## start EXCERPTED RECORDS

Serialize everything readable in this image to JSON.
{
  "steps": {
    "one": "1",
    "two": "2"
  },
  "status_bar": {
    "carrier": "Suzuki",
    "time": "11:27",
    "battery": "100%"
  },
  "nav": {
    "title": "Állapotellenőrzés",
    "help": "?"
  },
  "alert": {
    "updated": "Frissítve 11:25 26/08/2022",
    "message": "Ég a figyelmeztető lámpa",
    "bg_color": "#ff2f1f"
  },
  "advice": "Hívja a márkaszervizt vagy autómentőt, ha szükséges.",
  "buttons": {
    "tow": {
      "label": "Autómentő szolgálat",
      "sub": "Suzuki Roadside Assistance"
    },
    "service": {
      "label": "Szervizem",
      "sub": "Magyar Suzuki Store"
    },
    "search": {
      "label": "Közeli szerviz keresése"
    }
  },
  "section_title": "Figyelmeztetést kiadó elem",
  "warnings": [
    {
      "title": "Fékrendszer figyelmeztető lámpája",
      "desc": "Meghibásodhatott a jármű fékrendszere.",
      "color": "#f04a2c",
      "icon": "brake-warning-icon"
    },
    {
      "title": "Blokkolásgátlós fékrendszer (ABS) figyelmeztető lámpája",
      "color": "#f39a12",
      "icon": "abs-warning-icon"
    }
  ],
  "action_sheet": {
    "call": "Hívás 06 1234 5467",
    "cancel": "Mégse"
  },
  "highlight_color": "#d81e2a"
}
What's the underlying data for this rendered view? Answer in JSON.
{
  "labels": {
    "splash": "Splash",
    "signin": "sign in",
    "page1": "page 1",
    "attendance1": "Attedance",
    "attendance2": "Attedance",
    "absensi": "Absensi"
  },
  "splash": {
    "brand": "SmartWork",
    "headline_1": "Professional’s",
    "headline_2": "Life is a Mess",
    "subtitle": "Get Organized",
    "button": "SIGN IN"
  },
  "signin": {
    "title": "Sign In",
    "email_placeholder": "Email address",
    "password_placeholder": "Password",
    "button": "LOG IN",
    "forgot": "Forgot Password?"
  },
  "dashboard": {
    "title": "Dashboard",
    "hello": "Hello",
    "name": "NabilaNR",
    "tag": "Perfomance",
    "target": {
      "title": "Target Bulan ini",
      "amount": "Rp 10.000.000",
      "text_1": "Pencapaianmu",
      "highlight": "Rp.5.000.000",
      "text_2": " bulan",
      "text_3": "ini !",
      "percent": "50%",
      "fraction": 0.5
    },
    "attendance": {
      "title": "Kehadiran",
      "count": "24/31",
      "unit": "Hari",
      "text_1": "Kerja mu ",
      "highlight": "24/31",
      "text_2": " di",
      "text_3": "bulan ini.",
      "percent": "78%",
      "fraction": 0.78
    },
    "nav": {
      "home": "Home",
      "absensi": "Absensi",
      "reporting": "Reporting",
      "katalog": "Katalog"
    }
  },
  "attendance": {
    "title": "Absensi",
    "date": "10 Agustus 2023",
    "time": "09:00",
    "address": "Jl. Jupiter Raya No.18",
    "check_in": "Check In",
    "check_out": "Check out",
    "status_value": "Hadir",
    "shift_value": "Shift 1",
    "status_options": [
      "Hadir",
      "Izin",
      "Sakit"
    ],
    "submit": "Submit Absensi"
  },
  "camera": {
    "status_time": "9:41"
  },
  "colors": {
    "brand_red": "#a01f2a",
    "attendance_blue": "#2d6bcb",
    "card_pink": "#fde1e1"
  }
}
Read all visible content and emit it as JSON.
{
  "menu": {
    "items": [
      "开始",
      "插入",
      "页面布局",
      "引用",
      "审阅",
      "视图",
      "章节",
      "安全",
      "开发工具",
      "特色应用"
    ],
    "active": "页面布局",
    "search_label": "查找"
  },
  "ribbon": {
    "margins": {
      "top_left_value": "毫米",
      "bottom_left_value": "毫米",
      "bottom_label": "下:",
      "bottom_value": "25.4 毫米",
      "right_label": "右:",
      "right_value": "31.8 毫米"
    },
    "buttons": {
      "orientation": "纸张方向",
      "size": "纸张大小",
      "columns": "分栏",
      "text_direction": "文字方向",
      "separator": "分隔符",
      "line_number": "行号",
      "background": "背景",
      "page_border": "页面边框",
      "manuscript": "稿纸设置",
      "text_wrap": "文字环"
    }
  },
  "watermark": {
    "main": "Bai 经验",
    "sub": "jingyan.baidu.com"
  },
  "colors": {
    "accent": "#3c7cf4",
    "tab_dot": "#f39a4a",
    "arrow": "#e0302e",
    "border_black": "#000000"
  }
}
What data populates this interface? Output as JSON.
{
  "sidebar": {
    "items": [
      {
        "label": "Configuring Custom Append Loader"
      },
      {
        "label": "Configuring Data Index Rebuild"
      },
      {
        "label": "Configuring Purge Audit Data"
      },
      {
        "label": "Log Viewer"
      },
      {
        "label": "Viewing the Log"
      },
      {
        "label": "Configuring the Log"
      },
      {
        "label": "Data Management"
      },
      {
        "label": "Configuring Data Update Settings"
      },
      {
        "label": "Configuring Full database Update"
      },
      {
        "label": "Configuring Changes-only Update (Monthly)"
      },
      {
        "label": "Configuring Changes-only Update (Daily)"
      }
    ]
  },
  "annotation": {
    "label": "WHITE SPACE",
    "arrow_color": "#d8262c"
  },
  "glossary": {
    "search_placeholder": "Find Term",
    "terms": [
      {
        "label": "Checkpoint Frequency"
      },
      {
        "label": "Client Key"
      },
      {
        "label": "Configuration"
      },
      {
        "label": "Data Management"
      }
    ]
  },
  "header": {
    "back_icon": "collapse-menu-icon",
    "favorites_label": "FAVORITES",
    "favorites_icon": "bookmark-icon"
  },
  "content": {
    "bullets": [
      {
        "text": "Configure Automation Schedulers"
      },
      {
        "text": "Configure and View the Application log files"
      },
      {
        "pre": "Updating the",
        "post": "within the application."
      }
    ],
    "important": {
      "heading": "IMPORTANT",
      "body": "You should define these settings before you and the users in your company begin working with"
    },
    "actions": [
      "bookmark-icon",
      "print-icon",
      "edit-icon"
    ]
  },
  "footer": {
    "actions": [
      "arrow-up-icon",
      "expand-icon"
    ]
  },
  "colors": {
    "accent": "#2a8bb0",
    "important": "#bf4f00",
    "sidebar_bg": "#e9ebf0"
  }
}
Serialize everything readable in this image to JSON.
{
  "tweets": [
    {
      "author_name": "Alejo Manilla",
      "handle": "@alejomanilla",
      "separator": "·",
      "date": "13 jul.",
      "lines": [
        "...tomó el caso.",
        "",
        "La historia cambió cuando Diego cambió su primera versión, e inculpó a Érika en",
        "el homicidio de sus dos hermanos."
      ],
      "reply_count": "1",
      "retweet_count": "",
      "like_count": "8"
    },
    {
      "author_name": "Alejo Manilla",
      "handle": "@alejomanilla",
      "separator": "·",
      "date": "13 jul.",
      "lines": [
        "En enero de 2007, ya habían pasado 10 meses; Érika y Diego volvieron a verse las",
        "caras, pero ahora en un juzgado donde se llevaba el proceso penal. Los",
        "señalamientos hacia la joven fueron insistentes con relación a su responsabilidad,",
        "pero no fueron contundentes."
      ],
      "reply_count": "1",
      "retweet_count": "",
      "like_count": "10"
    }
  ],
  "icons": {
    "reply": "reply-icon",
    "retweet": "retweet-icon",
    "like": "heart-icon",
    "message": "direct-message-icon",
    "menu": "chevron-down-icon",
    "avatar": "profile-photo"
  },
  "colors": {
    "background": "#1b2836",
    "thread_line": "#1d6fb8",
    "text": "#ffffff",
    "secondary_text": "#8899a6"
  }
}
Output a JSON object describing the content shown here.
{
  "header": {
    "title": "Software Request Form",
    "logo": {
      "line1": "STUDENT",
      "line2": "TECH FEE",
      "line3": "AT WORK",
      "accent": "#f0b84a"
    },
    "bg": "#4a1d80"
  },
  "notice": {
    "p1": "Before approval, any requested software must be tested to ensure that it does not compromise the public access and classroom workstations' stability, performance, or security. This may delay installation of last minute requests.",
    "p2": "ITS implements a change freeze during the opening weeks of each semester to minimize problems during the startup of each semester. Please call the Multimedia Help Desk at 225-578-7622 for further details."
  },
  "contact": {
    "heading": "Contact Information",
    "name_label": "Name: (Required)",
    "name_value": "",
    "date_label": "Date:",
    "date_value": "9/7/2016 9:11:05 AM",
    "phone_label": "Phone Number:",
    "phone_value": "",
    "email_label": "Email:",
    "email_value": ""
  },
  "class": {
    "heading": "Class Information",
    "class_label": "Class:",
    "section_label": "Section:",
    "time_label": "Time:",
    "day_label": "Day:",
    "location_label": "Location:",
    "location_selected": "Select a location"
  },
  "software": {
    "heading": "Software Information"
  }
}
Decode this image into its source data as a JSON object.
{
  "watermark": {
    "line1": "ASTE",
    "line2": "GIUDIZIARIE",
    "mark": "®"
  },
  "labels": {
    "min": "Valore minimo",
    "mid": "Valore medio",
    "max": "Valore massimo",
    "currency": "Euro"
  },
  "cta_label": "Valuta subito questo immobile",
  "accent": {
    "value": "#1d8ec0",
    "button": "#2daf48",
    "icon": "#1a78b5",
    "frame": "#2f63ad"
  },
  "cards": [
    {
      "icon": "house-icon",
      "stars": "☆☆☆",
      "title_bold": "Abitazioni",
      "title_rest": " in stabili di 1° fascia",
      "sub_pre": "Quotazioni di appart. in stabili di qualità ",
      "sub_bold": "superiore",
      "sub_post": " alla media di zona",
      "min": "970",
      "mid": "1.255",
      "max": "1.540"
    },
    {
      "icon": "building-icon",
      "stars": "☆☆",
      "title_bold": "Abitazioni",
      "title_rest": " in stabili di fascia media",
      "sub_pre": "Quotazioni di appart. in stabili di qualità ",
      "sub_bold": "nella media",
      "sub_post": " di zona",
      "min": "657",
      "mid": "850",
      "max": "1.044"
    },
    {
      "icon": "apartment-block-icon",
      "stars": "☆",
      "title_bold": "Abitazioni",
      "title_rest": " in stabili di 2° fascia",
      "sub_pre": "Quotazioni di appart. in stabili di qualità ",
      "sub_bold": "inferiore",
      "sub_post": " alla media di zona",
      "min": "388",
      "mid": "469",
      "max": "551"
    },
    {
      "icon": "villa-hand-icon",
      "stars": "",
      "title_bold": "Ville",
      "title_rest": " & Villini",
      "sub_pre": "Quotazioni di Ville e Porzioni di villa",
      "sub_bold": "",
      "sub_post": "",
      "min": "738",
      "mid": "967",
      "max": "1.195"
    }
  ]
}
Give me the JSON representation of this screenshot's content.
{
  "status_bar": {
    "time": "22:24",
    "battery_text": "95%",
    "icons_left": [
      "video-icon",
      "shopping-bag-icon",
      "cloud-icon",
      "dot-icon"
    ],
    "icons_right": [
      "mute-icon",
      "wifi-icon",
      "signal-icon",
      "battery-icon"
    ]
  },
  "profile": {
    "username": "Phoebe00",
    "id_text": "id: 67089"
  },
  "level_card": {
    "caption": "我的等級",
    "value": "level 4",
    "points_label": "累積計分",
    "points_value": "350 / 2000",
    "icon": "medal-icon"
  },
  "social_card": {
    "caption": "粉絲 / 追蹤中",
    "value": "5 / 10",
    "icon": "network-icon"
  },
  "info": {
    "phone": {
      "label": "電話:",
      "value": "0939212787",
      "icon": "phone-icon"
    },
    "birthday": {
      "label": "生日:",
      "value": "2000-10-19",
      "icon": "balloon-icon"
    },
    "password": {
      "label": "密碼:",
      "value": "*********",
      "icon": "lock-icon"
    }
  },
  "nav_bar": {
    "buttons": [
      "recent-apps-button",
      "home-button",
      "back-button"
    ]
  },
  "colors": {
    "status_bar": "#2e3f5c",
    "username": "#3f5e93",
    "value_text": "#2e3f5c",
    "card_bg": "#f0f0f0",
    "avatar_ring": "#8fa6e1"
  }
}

## end EXCERPTED RECORDS

> [TASK TO CARRY OUT] In the listing, find each line with the string "call" and copy it.

> [RESPONSE]
    "call": "Hívás 06 1234 5467",
    "p2": "ITS implements a change freeze during the opening weeks of each semester to minimize problems during the startup of each semester. Please call the Multimedia Help Desk at 225-578-7622 for further details."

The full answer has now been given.